Consigna 1. Copia el fragmento del texto de referencia desde "En un contexto" hasta "comercio exterior argentino." y cambia "contenedores" por "mercancías".
Consigna 2. Según el texto de referencia, ¿cuánto más puede costar operar un contenedor en el Puerto de Buenos Aires que en otros puertos de la región?

Texto de referencia.

Retirar un contenedor en Buenos Aires: un costo que Argentina ya no puede naturalizar

En un contexto de sobrecostos portuarios, el retiro eficiente de contenedores y el transporte terrestre se vuelven determinantes para sostener la competitividad del comercio exterior argentino.

Por Lucas Bianchi

CEO y Founder de Interborders

De acuerdo con un informe de la Cámara de Importadores de la República Argentina (CIRA), operar un contenedor en el Puerto de Buenos Aires puede costar entre un 50% y hasta un 500% más que en otros puertos de la región, como Santos, Montevideo o San Antonio. El dato es contundente y confirma algo que el sector viene señalando hace tiempo: la logística en Argentina arranca cuesta arriba.

Datos de detección de diseño de documentos
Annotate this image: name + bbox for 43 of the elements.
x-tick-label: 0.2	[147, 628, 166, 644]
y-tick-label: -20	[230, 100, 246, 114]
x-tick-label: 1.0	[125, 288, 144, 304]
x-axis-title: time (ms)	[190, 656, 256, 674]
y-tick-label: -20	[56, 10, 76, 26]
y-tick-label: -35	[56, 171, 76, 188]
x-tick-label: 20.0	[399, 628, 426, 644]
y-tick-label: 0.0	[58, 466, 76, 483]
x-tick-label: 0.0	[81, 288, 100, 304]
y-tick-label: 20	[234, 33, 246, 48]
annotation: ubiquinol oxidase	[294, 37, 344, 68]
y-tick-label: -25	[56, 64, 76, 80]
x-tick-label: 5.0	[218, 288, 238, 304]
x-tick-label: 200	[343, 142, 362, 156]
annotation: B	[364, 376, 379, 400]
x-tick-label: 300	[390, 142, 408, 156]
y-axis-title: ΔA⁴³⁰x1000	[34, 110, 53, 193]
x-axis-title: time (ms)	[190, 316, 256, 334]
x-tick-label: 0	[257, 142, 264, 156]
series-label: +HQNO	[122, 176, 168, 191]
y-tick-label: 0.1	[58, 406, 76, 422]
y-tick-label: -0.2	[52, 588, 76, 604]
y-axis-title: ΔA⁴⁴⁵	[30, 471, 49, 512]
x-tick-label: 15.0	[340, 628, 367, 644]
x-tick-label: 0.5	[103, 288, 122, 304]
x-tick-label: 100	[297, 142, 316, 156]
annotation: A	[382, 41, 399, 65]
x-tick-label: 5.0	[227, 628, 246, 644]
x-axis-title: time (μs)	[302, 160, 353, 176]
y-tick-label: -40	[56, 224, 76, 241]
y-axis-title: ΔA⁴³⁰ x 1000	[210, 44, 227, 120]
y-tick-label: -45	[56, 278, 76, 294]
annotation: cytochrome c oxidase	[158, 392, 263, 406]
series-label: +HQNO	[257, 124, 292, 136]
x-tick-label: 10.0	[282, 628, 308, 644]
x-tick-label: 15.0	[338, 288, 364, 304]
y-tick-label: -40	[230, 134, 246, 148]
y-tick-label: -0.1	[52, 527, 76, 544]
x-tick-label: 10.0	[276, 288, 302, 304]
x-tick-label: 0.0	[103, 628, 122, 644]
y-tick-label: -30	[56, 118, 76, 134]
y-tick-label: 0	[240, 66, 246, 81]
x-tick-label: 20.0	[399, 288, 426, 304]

Área de respuesta 1.
En un contexto de sobrecostos portuarios, el retiro eficiente de mercancías y el transporte terrestre se vuelven determinantes para sostener la competitividad del comercio exterior argentino.

Área de respuesta 2. Entre un 50% y hasta un 500% más.